## DIRECTIONS:
Repeat each line of the material below exactly as it appears, minus any pictures.

## Part of a data file:
◇ ◇ ◇ ◇ ◇ ◇ ◇

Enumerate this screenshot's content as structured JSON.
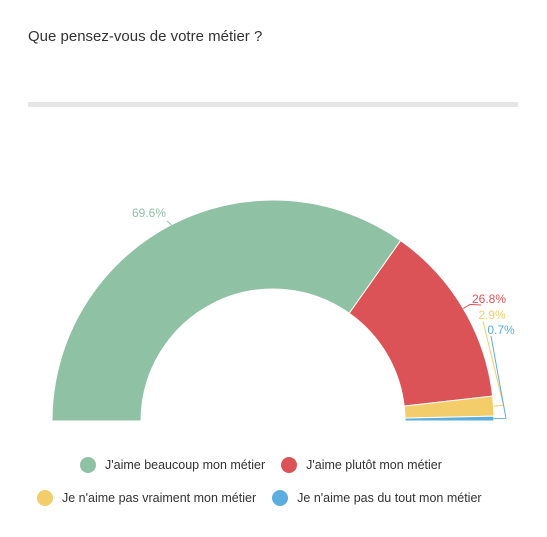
{
  "title": "Que pensez-vous de votre métier ?",
  "chart_data": {
    "type": "pie",
    "variant": "semi-donut",
    "title": "Que pensez-vous de votre métier ?",
    "series": [
      {
        "name": "J'aime beaucoup mon métier",
        "value": 69.6,
        "label": "69.6%",
        "color": "#8fc1a5"
      },
      {
        "name": "J'aime plutôt mon métier",
        "value": 26.8,
        "label": "26.8%",
        "color": "#dc5357"
      },
      {
        "name": "Je n'aime pas vraiment mon métier",
        "value": 2.9,
        "label": "2.9%",
        "color": "#f3cd6a"
      },
      {
        "name": "Je n'aime pas du tout mon métier",
        "value": 0.7,
        "label": "0.7%",
        "color": "#5baede"
      }
    ],
    "legend_position": "bottom"
  }
}
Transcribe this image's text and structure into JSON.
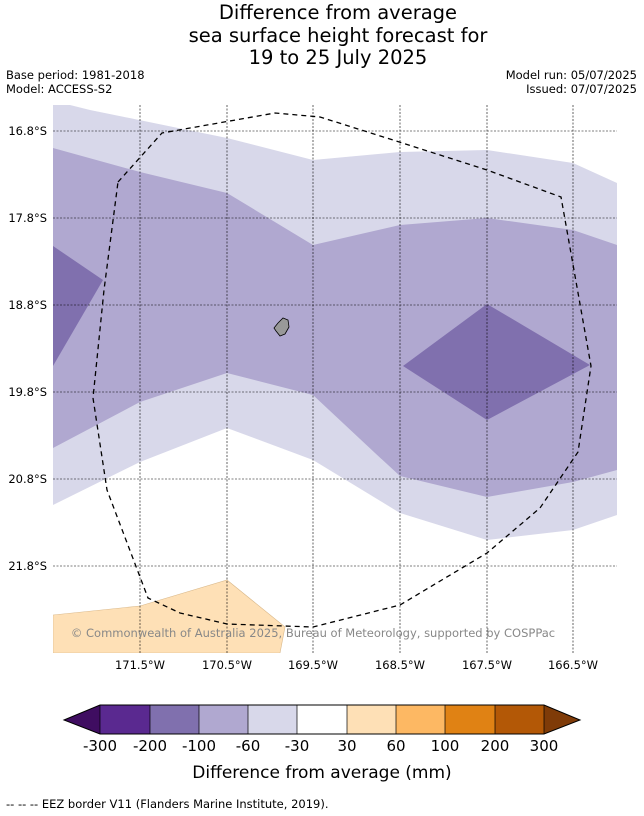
{
  "title": {
    "line1": "Difference from average",
    "line2": "sea surface height forecast for",
    "line3": "19 to 25 July 2025"
  },
  "meta": {
    "base_period": "Base period: 1981-2018",
    "model": "Model: ACCESS-S2",
    "model_run": "Model run: 05/07/2025",
    "issued": "Issued: 07/07/2025"
  },
  "map": {
    "lat_labels": [
      "16.8°S",
      "17.8°S",
      "18.8°S",
      "19.8°S",
      "20.8°S",
      "21.8°S"
    ],
    "lon_labels": [
      "171.5°W",
      "170.5°W",
      "169.5°W",
      "168.5°W",
      "167.5°W",
      "166.5°W"
    ],
    "copyright": "© Commonwealth of Australia 2025, Bureau of Meteorology, supported by COSPPac",
    "colors": {
      "band_m30_m60": "#d8d8ea",
      "band_m60_m100": "#b0a8d0",
      "band_m100_m200": "#8070ae",
      "band_30_60": "#fee0b6",
      "land": "#999999"
    }
  },
  "colorbar": {
    "ticks": [
      "-300",
      "-200",
      "-100",
      "-60",
      "-30",
      "30",
      "60",
      "100",
      "200",
      "300"
    ],
    "colors": [
      "#3f0d61",
      "#5a2990",
      "#8070ae",
      "#b0a8d0",
      "#d8d8ea",
      "#ffffff",
      "#fee0b6",
      "#fdb863",
      "#e08214",
      "#b35806",
      "#7f3b08"
    ],
    "label": "Difference from average (mm)"
  },
  "footer": "-- -- -- EEZ border V11 (Flanders Marine Institute, 2019)."
}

◇ ◇ ◇ ◇ ◇ ◇ ◇

## COMPLETE OUTPUT:
Enumerate this screenshot's content as structured JSON.
{
  "title": "Que pensez-vous de votre métier ?",
  "chart_data": {
    "type": "pie",
    "variant": "semi-donut",
    "title": "Que pensez-vous de votre métier ?",
    "series": [
      {
        "name": "J'aime beaucoup mon métier",
        "value": 69.6,
        "label": "69.6%",
        "color": "#8fc1a5"
      },
      {
        "name": "J'aime plutôt mon métier",
        "value": 26.8,
        "label": "26.8%",
        "color": "#dc5357"
      },
      {
        "name": "Je n'aime pas vraiment mon métier",
        "value": 2.9,
        "label": "2.9%",
        "color": "#f3cd6a"
      },
      {
        "name": "Je n'aime pas du tout mon métier",
        "value": 0.7,
        "label": "0.7%",
        "color": "#5baede"
      }
    ],
    "legend_position": "bottom"
  }
}
Transcribe this image's text and structure into JSON.
{
  "title": {
    "line1": "Difference from average",
    "line2": "sea surface height forecast for",
    "line3": "19 to 25 July 2025"
  },
  "meta": {
    "base_period": "Base period: 1981-2018",
    "model": "Model: ACCESS-S2",
    "model_run": "Model run: 05/07/2025",
    "issued": "Issued: 07/07/2025"
  },
  "map": {
    "lat_labels": [
      "16.8°S",
      "17.8°S",
      "18.8°S",
      "19.8°S",
      "20.8°S",
      "21.8°S"
    ],
    "lon_labels": [
      "171.5°W",
      "170.5°W",
      "169.5°W",
      "168.5°W",
      "167.5°W",
      "166.5°W"
    ],
    "copyright": "© Commonwealth of Australia 2025, Bureau of Meteorology, supported by COSPPac",
    "colors": {
      "band_m30_m60": "#d8d8ea",
      "band_m60_m100": "#b0a8d0",
      "band_m100_m200": "#8070ae",
      "band_30_60": "#fee0b6",
      "land": "#999999"
    }
  },
  "colorbar": {
    "ticks": [
      "-300",
      "-200",
      "-100",
      "-60",
      "-30",
      "30",
      "60",
      "100",
      "200",
      "300"
    ],
    "colors": [
      "#3f0d61",
      "#5a2990",
      "#8070ae",
      "#b0a8d0",
      "#d8d8ea",
      "#ffffff",
      "#fee0b6",
      "#fdb863",
      "#e08214",
      "#b35806",
      "#7f3b08"
    ],
    "label": "Difference from average (mm)"
  },
  "footer": "-- -- -- EEZ border V11 (Flanders Marine Institute, 2019)."
}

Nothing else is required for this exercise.